Write out all of the entries exactly as given.

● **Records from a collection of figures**
⟨

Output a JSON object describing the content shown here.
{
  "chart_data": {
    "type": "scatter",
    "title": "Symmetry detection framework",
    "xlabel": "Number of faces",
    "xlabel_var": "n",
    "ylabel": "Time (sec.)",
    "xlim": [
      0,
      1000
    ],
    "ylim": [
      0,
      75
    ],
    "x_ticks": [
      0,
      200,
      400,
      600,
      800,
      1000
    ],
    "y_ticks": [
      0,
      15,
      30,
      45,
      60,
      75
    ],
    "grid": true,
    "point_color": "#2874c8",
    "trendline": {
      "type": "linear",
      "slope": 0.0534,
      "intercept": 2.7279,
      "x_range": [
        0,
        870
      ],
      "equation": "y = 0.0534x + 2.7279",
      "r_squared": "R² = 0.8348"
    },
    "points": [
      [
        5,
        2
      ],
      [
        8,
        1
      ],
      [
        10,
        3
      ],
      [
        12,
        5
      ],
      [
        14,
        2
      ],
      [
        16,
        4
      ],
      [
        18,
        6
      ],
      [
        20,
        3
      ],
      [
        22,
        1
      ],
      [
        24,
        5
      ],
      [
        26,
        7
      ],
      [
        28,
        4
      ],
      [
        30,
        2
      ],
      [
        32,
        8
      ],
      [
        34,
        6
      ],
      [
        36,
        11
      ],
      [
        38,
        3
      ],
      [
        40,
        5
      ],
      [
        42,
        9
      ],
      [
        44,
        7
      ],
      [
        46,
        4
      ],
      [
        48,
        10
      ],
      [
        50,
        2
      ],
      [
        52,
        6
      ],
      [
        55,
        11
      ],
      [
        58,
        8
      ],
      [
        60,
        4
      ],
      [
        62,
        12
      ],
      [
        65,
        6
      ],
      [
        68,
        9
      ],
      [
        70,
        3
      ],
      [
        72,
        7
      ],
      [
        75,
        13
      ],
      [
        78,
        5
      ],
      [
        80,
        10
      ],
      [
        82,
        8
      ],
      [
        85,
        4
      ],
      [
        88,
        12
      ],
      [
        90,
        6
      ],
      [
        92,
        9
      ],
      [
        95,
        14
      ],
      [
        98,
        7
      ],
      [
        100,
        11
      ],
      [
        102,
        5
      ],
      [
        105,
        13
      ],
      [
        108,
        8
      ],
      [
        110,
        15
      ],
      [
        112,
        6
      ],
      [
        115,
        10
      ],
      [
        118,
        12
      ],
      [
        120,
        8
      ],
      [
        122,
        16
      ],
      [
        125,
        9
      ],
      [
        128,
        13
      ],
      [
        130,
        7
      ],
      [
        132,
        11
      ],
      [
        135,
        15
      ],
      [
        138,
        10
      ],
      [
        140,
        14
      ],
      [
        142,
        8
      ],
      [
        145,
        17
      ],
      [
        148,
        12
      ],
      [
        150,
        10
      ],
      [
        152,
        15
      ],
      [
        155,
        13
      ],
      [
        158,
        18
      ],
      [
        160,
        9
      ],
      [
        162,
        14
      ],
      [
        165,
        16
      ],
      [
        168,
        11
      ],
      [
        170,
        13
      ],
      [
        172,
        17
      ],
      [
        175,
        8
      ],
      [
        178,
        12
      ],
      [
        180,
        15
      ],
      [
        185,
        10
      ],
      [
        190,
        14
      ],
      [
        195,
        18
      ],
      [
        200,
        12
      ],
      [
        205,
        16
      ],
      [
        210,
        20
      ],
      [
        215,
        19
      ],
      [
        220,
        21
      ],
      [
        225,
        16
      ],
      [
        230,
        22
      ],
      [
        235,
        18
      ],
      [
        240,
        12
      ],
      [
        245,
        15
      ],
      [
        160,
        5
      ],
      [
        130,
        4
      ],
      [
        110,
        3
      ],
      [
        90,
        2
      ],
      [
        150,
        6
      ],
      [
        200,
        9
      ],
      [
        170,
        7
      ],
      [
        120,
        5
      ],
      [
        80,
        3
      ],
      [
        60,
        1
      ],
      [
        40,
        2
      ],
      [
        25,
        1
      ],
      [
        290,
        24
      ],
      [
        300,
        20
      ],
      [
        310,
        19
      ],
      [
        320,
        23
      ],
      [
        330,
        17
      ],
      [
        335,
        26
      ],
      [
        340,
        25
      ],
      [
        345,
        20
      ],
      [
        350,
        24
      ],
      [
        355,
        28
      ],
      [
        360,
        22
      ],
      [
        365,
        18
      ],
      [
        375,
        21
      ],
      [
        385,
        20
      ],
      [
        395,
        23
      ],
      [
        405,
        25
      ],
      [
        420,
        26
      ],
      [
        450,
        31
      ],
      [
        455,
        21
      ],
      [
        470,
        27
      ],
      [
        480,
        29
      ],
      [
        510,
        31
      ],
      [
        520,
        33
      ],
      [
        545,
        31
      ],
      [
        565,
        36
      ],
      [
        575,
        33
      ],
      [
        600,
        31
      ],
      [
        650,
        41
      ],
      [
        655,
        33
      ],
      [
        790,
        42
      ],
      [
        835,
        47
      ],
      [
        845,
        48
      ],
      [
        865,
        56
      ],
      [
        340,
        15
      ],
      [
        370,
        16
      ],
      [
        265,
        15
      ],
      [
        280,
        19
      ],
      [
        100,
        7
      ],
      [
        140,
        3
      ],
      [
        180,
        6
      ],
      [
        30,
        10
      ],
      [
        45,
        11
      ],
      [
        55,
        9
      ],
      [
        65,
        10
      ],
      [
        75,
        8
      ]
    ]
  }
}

⟩

● **Response to the exercise**
Output a JSON object describing the content shown here.
{
  "chart_data": {
    "type": "scatter",
    "title": "Symmetry detection framework",
    "xlabel": "Number of faces",
    "xlabel_var": "n",
    "ylabel": "Time (sec.)",
    "xlim": [
      0,
      1000
    ],
    "ylim": [
      0,
      75
    ],
    "x_ticks": [
      0,
      200,
      400,
      600,
      800,
      1000
    ],
    "y_ticks": [
      0,
      15,
      30,
      45,
      60,
      75
    ],
    "grid": true,
    "point_color": "#2874c8",
    "trendline": {
      "type": "linear",
      "slope": 0.0534,
      "intercept": 2.7279,
      "x_range": [
        0,
        870
      ],
      "equation": "y = 0.0534x + 2.7279",
      "r_squared": "R² = 0.8348"
    },
    "points": [
      [
        5,
        2
      ],
      [
        8,
        1
      ],
      [
        10,
        3
      ],
      [
        12,
        5
      ],
      [
        14,
        2
      ],
      [
        16,
        4
      ],
      [
        18,
        6
      ],
      [
        20,
        3
      ],
      [
        22,
        1
      ],
      [
        24,
        5
      ],
      [
        26,
        7
      ],
      [
        28,
        4
      ],
      [
        30,
        2
      ],
      [
        32,
        8
      ],
      [
        34,
        6
      ],
      [
        36,
        11
      ],
      [
        38,
        3
      ],
      [
        40,
        5
      ],
      [
        42,
        9
      ],
      [
        44,
        7
      ],
      [
        46,
        4
      ],
      [
        48,
        10
      ],
      [
        50,
        2
      ],
      [
        52,
        6
      ],
      [
        55,
        11
      ],
      [
        58,
        8
      ],
      [
        60,
        4
      ],
      [
        62,
        12
      ],
      [
        65,
        6
      ],
      [
        68,
        9
      ],
      [
        70,
        3
      ],
      [
        72,
        7
      ],
      [
        75,
        13
      ],
      [
        78,
        5
      ],
      [
        80,
        10
      ],
      [
        82,
        8
      ],
      [
        85,
        4
      ],
      [
        88,
        12
      ],
      [
        90,
        6
      ],
      [
        92,
        9
      ],
      [
        95,
        14
      ],
      [
        98,
        7
      ],
      [
        100,
        11
      ],
      [
        102,
        5
      ],
      [
        105,
        13
      ],
      [
        108,
        8
      ],
      [
        110,
        15
      ],
      [
        112,
        6
      ],
      [
        115,
        10
      ],
      [
        118,
        12
      ],
      [
        120,
        8
      ],
      [
        122,
        16
      ],
      [
        125,
        9
      ],
      [
        128,
        13
      ],
      [
        130,
        7
      ],
      [
        132,
        11
      ],
      [
        135,
        15
      ],
      [
        138,
        10
      ],
      [
        140,
        14
      ],
      [
        142,
        8
      ],
      [
        145,
        17
      ],
      [
        148,
        12
      ],
      [
        150,
        10
      ],
      [
        152,
        15
      ],
      [
        155,
        13
      ],
      [
        158,
        18
      ],
      [
        160,
        9
      ],
      [
        162,
        14
      ],
      [
        165,
        16
      ],
      [
        168,
        11
      ],
      [
        170,
        13
      ],
      [
        172,
        17
      ],
      [
        175,
        8
      ],
      [
        178,
        12
      ],
      [
        180,
        15
      ],
      [
        185,
        10
      ],
      [
        190,
        14
      ],
      [
        195,
        18
      ],
      [
        200,
        12
      ],
      [
        205,
        16
      ],
      [
        210,
        20
      ],
      [
        215,
        19
      ],
      [
        220,
        21
      ],
      [
        225,
        16
      ],
      [
        230,
        22
      ],
      [
        235,
        18
      ],
      [
        240,
        12
      ],
      [
        245,
        15
      ],
      [
        160,
        5
      ],
      [
        130,
        4
      ],
      [
        110,
        3
      ],
      [
        90,
        2
      ],
      [
        150,
        6
      ],
      [
        200,
        9
      ],
      [
        170,
        7
      ],
      [
        120,
        5
      ],
      [
        80,
        3
      ],
      [
        60,
        1
      ],
      [
        40,
        2
      ],
      [
        25,
        1
      ],
      [
        290,
        24
      ],
      [
        300,
        20
      ],
      [
        310,
        19
      ],
      [
        320,
        23
      ],
      [
        330,
        17
      ],
      [
        335,
        26
      ],
      [
        340,
        25
      ],
      [
        345,
        20
      ],
      [
        350,
        24
      ],
      [
        355,
        28
      ],
      [
        360,
        22
      ],
      [
        365,
        18
      ],
      [
        375,
        21
      ],
      [
        385,
        20
      ],
      [
        395,
        23
      ],
      [
        405,
        25
      ],
      [
        420,
        26
      ],
      [
        450,
        31
      ],
      [
        455,
        21
      ],
      [
        470,
        27
      ],
      [
        480,
        29
      ],
      [
        510,
        31
      ],
      [
        520,
        33
      ],
      [
        545,
        31
      ],
      [
        565,
        36
      ],
      [
        575,
        33
      ],
      [
        600,
        31
      ],
      [
        650,
        41
      ],
      [
        655,
        33
      ],
      [
        790,
        42
      ],
      [
        835,
        47
      ],
      [
        845,
        48
      ],
      [
        865,
        56
      ],
      [
        340,
        15
      ],
      [
        370,
        16
      ],
      [
        265,
        15
      ],
      [
        280,
        19
      ],
      [
        100,
        7
      ],
      [
        140,
        3
      ],
      [
        180,
        6
      ],
      [
        30,
        10
      ],
      [
        45,
        11
      ],
      [
        55,
        9
      ],
      [
        65,
        10
      ],
      [
        75,
        8
      ]
    ]
  }
}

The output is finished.